Start of Material supplied

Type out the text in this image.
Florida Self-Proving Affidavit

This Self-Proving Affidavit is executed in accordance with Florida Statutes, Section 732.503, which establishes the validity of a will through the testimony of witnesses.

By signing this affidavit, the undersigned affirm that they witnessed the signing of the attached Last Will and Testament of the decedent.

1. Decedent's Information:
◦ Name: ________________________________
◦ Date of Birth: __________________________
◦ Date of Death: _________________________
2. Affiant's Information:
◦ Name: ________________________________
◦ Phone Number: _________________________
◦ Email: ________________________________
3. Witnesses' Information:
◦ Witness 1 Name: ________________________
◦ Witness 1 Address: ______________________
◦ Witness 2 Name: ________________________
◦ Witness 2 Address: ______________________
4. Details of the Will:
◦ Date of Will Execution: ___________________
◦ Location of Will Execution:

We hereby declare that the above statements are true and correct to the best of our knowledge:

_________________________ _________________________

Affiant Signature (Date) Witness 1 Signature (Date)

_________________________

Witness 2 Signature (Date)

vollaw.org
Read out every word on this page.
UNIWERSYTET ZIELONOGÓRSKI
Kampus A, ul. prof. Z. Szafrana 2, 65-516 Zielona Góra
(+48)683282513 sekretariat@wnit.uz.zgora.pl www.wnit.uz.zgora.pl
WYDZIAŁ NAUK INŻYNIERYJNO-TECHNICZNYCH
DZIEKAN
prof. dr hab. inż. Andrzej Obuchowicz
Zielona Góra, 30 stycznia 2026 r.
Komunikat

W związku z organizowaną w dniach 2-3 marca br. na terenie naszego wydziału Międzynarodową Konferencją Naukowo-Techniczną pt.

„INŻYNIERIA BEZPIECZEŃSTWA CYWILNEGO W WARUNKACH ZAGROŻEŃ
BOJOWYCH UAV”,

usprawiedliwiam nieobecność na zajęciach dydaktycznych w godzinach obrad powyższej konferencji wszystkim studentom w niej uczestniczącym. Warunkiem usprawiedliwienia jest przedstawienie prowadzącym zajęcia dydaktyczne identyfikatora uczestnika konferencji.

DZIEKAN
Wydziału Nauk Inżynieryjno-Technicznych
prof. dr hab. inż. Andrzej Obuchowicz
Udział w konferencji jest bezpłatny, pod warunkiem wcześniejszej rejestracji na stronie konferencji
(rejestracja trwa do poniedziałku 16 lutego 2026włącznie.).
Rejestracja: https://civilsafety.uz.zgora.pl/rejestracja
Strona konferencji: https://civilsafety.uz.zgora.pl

End of Material supplied

### Given problem
Pull out each line containing the word "Proving" and copy it.

### Problem solution
Florida Self-Proving Affidavit
This Self-Proving Affidavit is executed in accordance with Florida Statutes, Section 732.503, which establishes the validity of a will through the testimony of witnesses.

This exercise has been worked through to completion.